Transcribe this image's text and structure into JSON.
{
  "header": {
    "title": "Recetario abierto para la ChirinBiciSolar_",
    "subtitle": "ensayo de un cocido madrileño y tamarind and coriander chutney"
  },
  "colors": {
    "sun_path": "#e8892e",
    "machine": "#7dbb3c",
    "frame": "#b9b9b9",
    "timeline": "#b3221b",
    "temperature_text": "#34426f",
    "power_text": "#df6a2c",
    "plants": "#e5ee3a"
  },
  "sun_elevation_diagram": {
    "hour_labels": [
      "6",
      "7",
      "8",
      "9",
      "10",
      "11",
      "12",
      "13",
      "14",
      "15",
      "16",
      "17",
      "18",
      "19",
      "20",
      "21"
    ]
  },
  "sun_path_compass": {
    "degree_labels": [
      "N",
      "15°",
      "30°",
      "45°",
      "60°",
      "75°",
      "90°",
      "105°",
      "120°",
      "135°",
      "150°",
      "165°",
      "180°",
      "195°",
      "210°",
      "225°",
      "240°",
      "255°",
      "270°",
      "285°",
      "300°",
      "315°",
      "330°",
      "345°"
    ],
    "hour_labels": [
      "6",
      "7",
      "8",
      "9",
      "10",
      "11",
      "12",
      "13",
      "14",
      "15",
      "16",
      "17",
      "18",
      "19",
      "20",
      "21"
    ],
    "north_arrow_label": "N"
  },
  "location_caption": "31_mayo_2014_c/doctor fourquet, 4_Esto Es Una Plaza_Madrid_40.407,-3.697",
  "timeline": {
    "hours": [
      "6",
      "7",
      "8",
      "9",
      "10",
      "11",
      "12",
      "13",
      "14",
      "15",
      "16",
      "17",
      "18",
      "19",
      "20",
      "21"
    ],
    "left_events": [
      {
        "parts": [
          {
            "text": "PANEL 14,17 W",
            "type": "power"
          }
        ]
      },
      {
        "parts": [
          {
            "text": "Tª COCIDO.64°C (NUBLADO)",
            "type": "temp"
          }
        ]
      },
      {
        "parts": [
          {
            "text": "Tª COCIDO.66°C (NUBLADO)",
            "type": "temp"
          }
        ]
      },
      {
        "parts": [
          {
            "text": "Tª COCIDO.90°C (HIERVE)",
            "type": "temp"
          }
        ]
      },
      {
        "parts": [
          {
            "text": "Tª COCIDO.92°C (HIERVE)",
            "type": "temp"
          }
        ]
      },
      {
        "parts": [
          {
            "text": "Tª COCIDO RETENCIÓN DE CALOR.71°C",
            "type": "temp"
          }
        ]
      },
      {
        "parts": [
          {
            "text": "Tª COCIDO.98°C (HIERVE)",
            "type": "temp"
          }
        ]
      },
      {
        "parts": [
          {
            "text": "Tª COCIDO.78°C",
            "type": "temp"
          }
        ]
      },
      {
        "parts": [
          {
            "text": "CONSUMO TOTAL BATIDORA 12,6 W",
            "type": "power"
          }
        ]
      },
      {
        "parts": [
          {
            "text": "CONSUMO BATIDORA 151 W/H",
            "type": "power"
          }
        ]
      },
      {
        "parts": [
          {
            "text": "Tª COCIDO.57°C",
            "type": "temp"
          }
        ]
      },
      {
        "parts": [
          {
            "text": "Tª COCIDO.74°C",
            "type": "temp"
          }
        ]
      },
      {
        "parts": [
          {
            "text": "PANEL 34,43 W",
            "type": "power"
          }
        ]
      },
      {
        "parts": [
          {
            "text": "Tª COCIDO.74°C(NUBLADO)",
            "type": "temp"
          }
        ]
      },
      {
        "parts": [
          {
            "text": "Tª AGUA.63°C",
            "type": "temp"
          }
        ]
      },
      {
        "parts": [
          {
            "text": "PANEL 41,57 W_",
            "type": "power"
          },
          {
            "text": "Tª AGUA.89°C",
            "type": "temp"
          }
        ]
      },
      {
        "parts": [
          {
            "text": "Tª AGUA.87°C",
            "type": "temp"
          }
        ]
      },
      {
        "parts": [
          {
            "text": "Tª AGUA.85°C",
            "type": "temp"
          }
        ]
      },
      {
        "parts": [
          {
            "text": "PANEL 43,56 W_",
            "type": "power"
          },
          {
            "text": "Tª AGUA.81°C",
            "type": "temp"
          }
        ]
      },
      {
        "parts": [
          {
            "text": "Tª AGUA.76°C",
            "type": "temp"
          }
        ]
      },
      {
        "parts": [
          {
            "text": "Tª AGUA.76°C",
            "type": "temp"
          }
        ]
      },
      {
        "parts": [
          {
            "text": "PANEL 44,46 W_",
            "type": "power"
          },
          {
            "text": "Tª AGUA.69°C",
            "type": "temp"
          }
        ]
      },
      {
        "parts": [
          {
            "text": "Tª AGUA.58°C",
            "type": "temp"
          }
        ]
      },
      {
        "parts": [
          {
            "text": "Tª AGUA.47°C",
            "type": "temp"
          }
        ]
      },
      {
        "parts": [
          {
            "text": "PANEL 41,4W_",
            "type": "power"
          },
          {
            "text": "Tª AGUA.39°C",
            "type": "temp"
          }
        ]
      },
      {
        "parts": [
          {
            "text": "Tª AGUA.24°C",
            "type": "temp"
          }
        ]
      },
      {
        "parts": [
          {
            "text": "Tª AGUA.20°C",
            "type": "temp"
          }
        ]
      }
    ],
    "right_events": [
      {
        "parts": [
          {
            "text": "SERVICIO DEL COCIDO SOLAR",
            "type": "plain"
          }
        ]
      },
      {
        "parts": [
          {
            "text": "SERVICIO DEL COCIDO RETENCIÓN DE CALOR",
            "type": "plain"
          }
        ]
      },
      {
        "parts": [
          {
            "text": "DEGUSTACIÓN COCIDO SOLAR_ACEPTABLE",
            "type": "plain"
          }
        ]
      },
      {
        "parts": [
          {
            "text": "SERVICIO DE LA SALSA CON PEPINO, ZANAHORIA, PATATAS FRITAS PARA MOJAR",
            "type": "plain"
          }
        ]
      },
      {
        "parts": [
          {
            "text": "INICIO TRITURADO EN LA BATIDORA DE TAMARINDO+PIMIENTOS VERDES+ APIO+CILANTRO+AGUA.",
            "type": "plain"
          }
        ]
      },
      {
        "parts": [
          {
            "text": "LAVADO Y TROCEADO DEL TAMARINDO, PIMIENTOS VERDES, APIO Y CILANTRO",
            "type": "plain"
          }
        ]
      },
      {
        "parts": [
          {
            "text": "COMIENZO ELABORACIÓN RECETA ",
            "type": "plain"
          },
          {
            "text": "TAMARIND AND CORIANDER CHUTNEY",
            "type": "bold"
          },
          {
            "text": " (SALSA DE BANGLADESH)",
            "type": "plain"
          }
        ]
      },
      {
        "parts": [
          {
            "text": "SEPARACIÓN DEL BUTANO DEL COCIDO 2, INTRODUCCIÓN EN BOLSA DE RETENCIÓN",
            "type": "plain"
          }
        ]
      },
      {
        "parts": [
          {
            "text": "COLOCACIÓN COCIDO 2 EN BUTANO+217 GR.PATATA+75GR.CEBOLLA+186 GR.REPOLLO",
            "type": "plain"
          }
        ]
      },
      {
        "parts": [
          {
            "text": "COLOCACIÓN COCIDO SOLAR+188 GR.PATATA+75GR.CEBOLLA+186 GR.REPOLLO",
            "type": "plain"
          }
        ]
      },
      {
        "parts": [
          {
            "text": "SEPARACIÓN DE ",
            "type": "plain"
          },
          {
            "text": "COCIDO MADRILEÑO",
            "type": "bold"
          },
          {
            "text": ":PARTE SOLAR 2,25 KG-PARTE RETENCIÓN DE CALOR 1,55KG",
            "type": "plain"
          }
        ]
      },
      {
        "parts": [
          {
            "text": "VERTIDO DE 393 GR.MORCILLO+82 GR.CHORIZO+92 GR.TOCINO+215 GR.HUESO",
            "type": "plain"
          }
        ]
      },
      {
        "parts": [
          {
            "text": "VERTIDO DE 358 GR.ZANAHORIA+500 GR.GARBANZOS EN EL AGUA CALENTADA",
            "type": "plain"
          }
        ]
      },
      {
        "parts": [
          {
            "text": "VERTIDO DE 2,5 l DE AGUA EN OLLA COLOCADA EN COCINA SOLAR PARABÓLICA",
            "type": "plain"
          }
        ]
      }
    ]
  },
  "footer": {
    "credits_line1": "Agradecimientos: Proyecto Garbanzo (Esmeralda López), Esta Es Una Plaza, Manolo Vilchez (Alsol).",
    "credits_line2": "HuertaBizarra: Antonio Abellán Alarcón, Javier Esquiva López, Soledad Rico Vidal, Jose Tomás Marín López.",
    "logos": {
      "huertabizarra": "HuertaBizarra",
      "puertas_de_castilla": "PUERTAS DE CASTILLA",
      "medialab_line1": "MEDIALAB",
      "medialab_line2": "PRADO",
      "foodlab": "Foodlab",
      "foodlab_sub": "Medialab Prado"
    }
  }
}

########

**TO DO:**
Go through the material and copy out every line with "BATIDORA" in it.

**TASK RESULT:**
            "text": "CONSUMO TOTAL BATIDORA 12,6 W",
            "text": "CONSUMO BATIDORA 151 W/H",
            "text": "INICIO TRITURADO EN LA BATIDORA DE TAMARINDO+PIMIENTOS VERDES+ APIO+CILANTRO+AGUA.",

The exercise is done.